[A run of records]
★ ★ ★
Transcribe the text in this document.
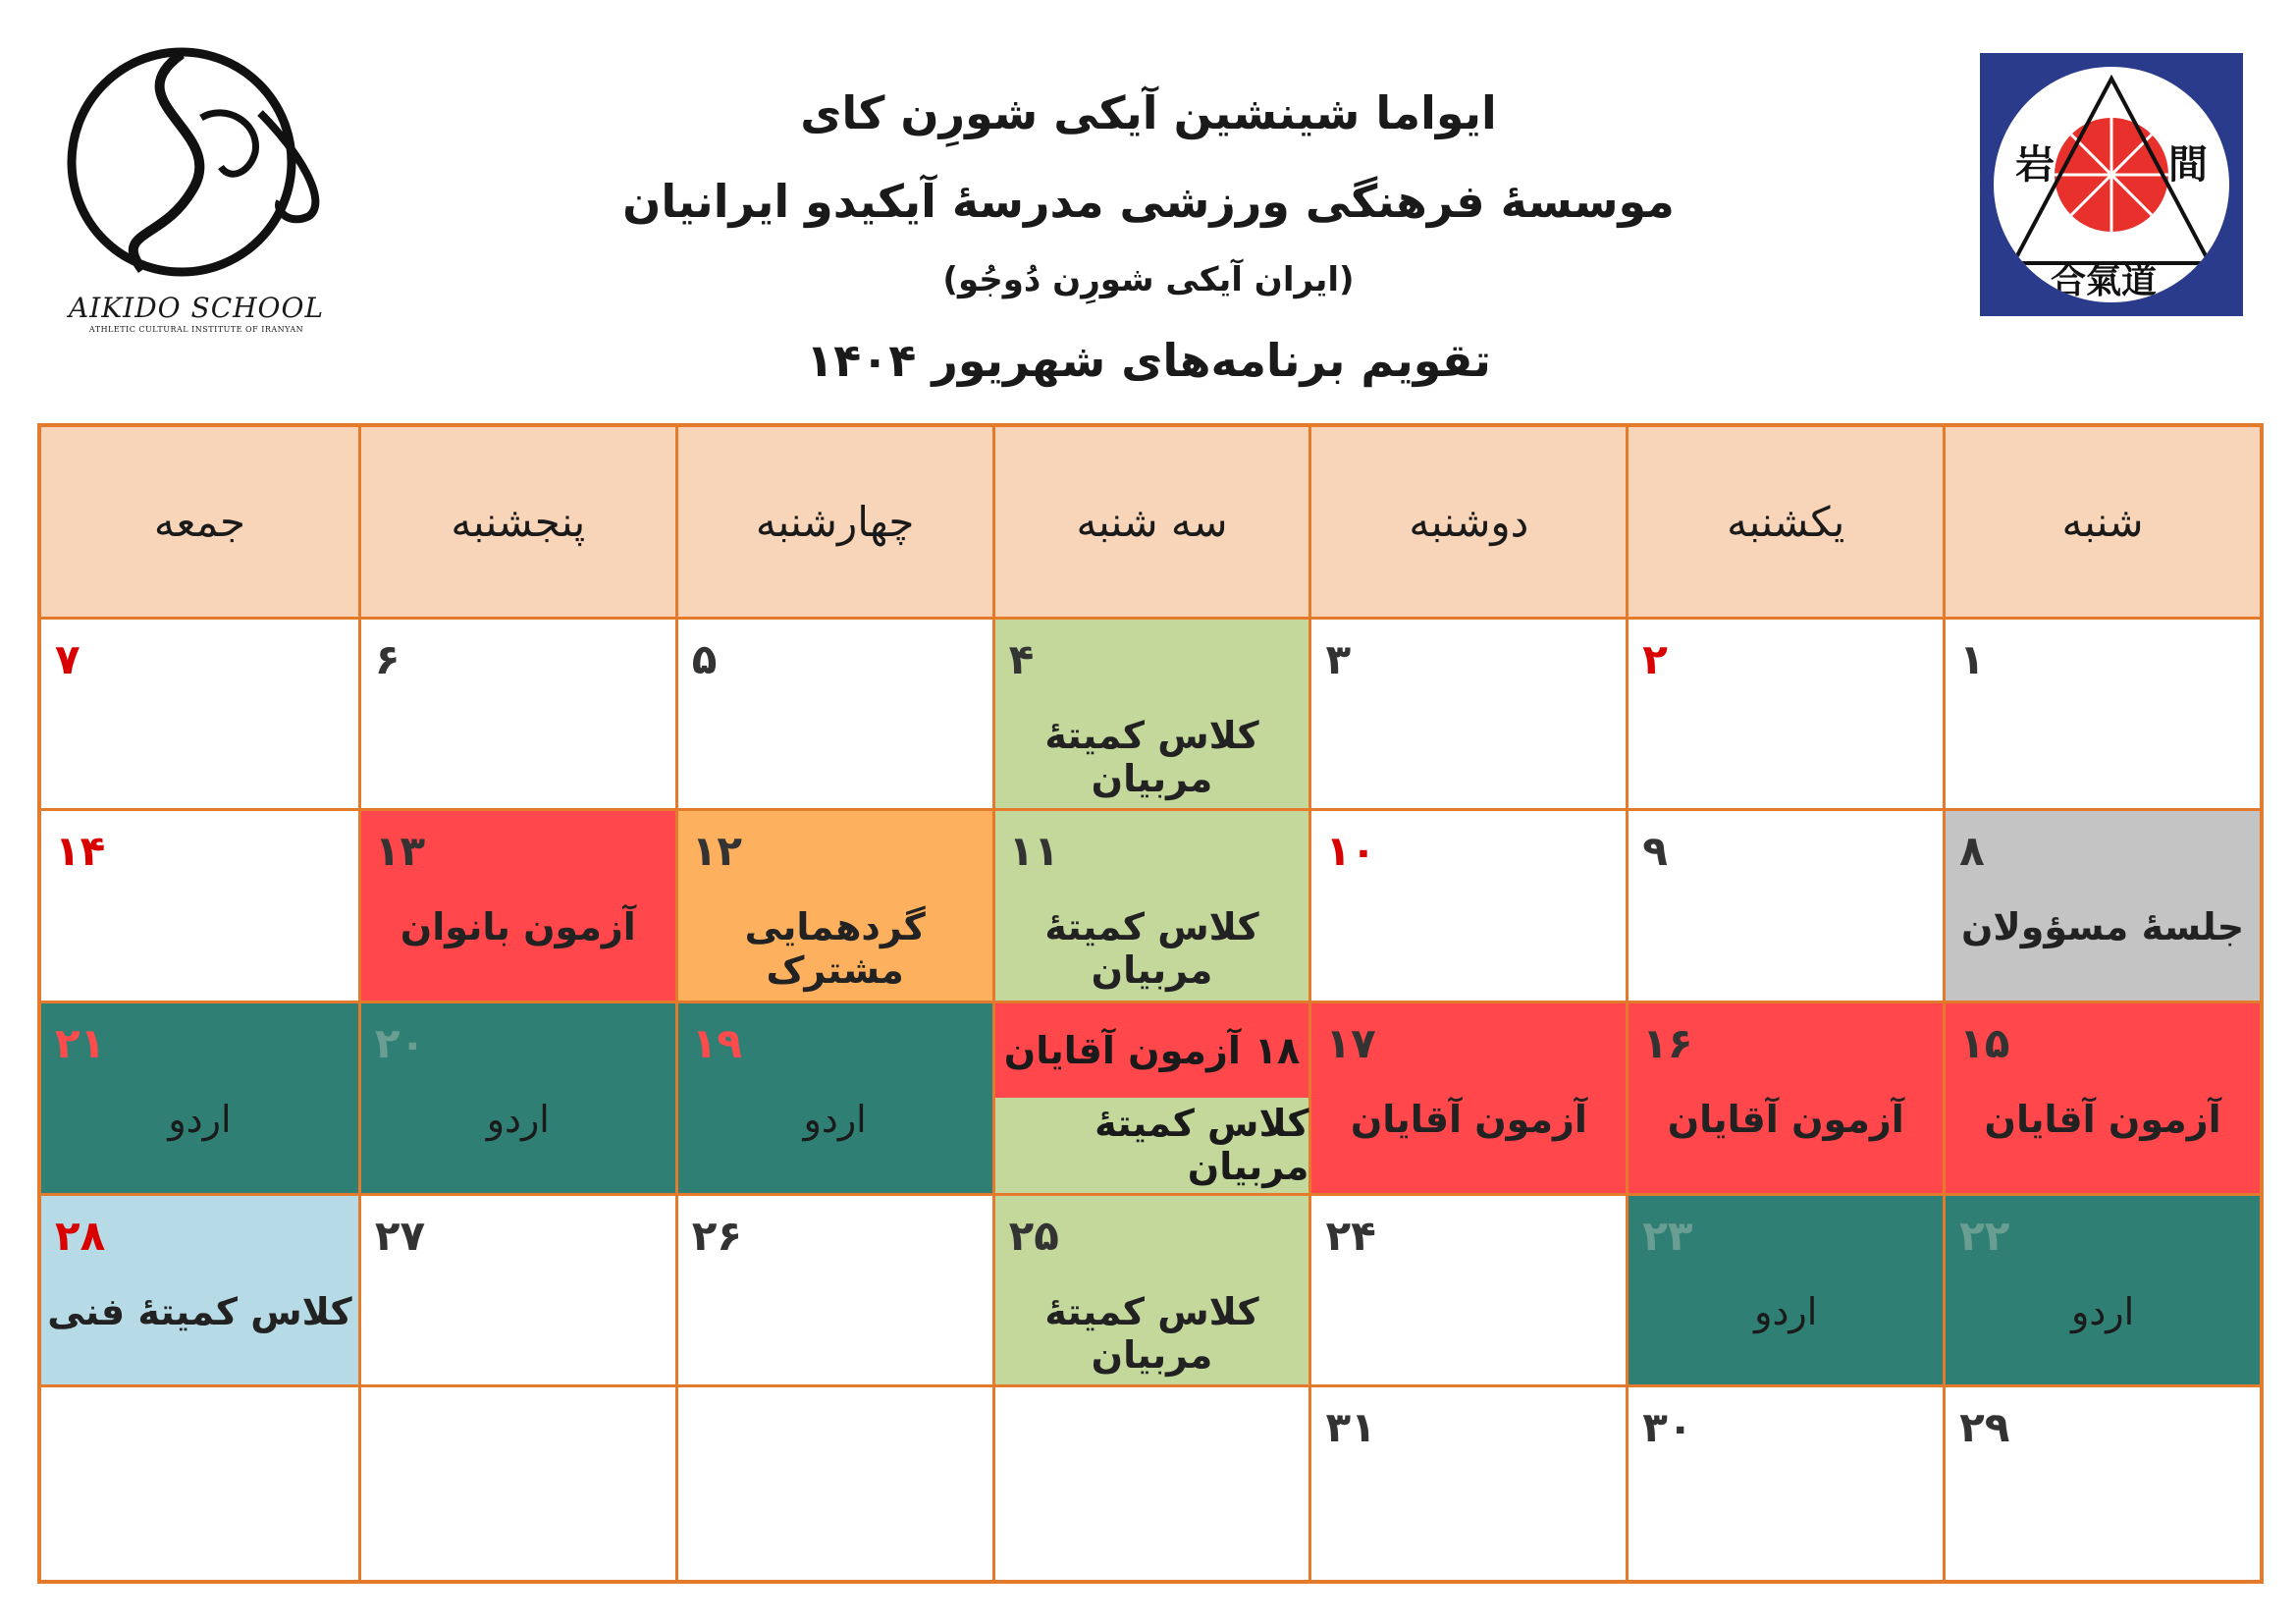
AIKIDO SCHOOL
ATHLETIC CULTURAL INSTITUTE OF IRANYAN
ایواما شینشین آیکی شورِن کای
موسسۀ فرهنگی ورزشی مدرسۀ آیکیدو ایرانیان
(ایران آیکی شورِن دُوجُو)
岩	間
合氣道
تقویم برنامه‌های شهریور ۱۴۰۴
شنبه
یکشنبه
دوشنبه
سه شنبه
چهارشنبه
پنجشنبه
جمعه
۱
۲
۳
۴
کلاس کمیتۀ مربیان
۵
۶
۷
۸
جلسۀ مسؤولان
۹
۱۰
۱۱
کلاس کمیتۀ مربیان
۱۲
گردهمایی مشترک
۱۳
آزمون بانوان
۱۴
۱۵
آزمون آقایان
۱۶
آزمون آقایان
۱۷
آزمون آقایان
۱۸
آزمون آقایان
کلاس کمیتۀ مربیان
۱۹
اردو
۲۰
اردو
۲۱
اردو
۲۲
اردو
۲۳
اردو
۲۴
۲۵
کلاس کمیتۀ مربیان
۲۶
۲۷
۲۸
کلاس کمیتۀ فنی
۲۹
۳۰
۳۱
★ ★ ★
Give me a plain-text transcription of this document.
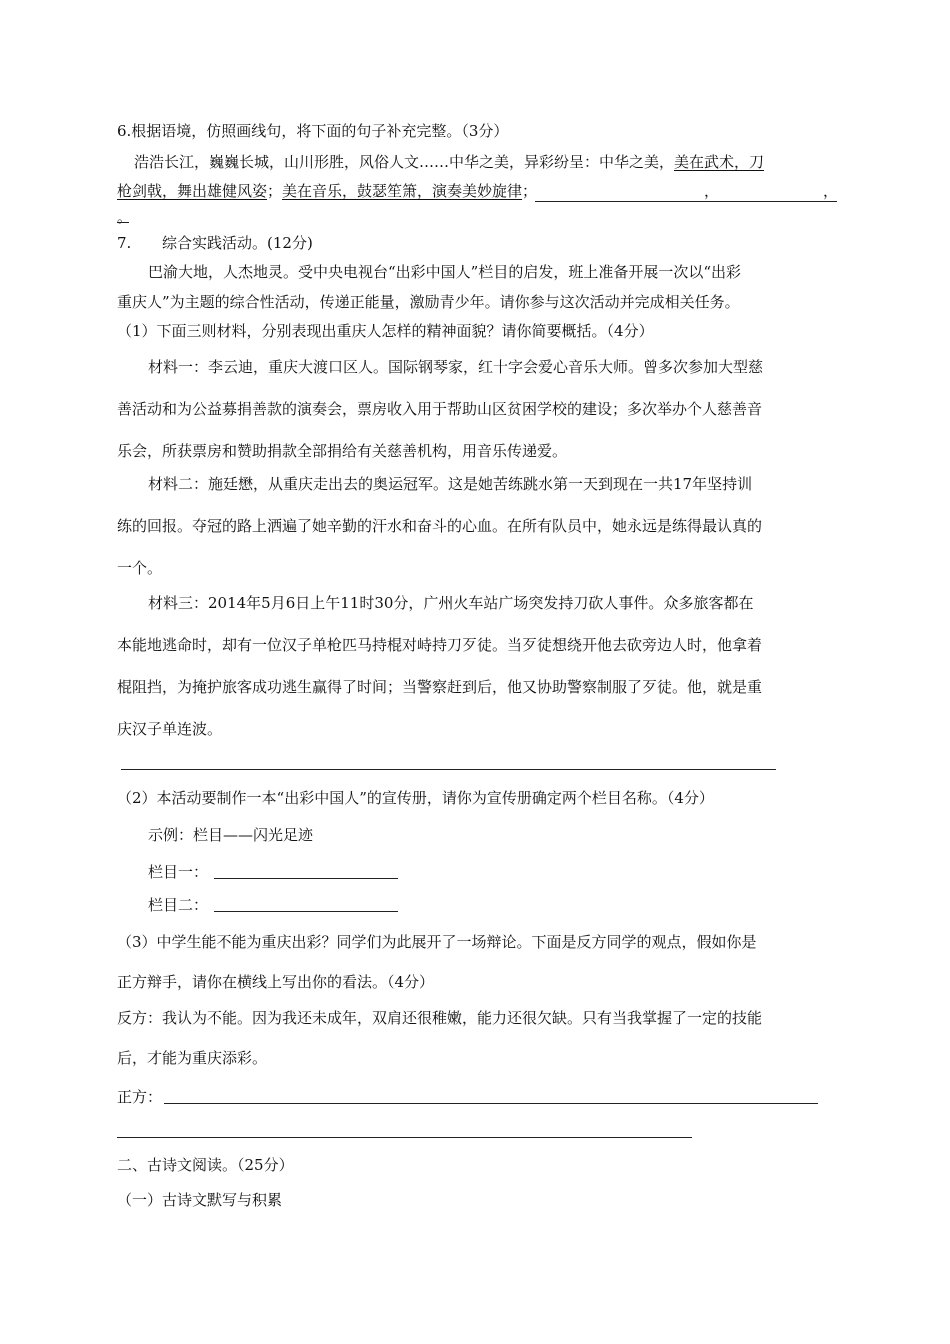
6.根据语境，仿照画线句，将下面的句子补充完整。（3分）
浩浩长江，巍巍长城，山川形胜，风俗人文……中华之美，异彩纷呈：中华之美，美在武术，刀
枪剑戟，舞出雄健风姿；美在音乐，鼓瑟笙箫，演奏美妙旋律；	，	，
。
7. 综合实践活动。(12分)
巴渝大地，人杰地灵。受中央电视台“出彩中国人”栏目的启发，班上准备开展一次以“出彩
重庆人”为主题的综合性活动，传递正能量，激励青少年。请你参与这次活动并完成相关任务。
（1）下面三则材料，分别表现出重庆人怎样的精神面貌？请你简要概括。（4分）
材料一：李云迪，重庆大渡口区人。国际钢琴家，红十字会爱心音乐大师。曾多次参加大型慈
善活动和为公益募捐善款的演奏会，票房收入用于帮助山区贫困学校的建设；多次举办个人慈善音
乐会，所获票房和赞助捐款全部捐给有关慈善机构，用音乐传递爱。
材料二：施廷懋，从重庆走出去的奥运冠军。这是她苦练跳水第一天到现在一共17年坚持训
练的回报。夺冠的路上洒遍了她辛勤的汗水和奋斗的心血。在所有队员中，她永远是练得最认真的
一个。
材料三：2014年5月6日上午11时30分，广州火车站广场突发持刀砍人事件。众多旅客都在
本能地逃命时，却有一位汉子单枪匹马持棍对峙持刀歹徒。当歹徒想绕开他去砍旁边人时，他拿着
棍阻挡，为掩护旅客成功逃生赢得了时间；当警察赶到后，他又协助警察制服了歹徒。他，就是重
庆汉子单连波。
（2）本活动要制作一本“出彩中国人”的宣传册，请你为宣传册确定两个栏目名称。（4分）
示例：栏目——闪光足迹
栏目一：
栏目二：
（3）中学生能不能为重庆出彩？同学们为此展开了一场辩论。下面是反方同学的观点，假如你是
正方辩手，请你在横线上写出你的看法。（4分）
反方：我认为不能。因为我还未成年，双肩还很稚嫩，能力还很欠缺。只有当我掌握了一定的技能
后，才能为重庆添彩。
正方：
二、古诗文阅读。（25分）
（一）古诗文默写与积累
★ ★ ★
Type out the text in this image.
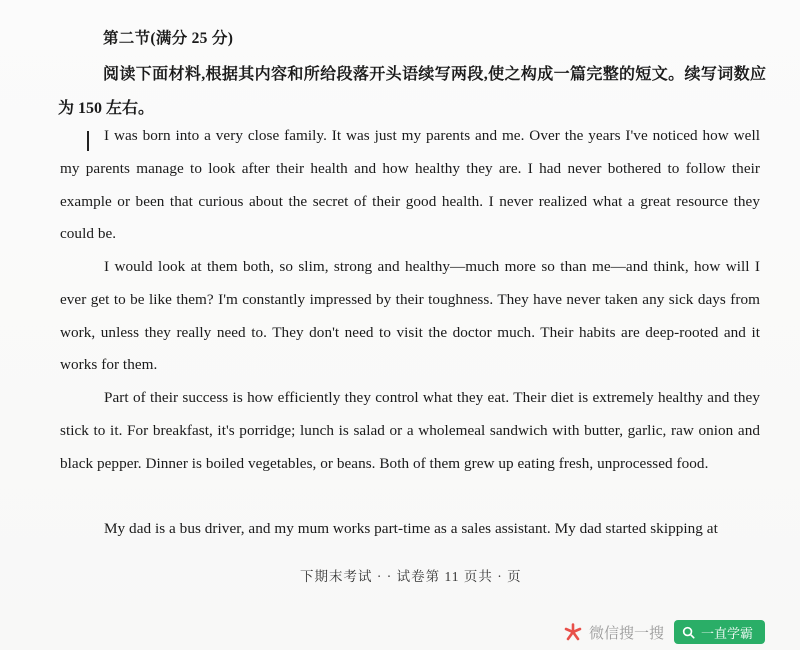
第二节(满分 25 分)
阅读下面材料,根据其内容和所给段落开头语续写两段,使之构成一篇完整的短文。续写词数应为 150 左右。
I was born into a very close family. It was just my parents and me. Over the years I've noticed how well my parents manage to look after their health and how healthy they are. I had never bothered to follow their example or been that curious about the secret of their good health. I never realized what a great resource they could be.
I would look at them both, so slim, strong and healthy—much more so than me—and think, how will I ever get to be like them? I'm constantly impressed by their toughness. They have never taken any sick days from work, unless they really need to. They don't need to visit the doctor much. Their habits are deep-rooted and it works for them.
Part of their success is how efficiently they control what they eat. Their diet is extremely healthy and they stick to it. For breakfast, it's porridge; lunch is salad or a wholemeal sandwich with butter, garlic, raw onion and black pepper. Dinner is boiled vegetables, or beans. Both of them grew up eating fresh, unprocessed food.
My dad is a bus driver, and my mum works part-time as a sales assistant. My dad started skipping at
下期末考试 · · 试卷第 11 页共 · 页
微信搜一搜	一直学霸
★ ★ ★
**Work required:** Pick out each line containing "works" and report it.

**Reply to the task:**
I would look at them both, so slim, strong and healthy—much more so than me—and think, how will I ever get to be like them? I'm constantly impressed by their toughness. They have never taken any sick days from work, unless they really need to. They don't need to visit the doctor much. Their habits are deep-rooted and it works for them.
My dad is a bus driver, and my mum works part-time as a sales assistant. My dad started skipping at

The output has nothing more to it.